* **WHAT THE EXERCISE ASKS**
Could you give the items from the very first line through the line containing "chart-title-line-1: Leisure Time", that line included, as a JSON list of strings with one string per line and any blank lines omitted?

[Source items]

============

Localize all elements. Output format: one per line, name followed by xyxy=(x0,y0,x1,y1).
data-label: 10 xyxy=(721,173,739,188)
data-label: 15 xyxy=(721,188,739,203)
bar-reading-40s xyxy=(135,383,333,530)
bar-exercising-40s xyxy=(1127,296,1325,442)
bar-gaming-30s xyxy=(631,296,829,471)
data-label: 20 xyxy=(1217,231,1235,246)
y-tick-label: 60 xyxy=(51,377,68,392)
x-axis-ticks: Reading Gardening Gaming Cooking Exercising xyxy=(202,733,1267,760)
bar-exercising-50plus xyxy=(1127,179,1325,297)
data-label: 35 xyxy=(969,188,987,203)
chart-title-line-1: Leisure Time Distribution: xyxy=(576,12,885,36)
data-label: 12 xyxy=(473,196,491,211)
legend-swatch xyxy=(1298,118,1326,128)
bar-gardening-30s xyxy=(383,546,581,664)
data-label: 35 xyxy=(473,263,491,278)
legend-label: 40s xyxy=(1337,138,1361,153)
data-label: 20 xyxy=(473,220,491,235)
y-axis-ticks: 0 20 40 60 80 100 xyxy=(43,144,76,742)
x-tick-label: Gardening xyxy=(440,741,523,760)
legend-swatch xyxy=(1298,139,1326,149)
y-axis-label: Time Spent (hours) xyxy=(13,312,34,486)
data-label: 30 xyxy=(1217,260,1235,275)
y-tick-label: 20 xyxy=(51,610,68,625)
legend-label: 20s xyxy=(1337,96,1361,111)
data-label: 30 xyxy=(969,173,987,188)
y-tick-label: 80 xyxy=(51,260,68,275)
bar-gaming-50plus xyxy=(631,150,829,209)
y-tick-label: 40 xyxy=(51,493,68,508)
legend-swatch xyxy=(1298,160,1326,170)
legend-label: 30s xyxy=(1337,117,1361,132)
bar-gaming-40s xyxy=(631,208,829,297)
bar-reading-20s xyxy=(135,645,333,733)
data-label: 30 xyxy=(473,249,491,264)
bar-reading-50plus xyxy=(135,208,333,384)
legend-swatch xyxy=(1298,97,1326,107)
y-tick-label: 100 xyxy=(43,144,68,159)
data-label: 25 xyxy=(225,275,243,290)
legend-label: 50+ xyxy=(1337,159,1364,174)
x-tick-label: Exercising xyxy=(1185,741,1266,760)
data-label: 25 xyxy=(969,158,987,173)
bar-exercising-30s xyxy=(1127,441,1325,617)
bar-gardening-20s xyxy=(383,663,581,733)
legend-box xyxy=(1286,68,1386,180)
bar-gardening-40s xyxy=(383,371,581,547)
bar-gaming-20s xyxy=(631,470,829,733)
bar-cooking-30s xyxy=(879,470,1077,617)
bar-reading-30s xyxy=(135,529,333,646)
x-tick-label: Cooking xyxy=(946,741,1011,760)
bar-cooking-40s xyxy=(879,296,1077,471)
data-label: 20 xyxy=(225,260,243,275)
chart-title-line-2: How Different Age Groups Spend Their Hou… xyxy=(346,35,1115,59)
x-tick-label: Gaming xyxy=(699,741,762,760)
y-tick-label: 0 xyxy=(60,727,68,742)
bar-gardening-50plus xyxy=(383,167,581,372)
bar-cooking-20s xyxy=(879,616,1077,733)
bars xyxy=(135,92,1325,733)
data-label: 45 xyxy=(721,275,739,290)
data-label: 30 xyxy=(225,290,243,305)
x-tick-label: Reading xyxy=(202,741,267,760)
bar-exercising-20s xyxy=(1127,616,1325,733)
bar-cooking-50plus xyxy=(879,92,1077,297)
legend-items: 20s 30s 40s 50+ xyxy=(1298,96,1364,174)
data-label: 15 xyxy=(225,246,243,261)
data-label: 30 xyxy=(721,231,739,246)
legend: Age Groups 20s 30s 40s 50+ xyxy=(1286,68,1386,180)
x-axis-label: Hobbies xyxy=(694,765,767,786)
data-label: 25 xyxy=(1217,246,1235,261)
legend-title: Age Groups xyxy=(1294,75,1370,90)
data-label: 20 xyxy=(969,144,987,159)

============

* **COMPLETE ANSWER**
[
  "Localize all elements. Output format: one per line, name followed by xyxy=(x0,y0,x1,y1).",
  "data-label: 10 xyxy=(721,173,739,188)",
  "data-label: 15 xyxy=(721,188,739,203)",
  "bar-reading-40s xyxy=(135,383,333,530)",
  "bar-exercising-40s xyxy=(1127,296,1325,442)",
  "bar-gaming-30s xyxy=(631,296,829,471)",
  "data-label: 20 xyxy=(1217,231,1235,246)",
  "y-tick-label: 60 xyxy=(51,377,68,392)",
  "x-axis-ticks: Reading Gardening Gaming Cooking Exercising xyxy=(202,733,1267,760)",
  "bar-exercising-50plus xyxy=(1127,179,1325,297)",
  "data-label: 35 xyxy=(969,188,987,203)",
  "chart-title-line-1: Leisure Time Distribution: xyxy=(576,12,885,36)"
]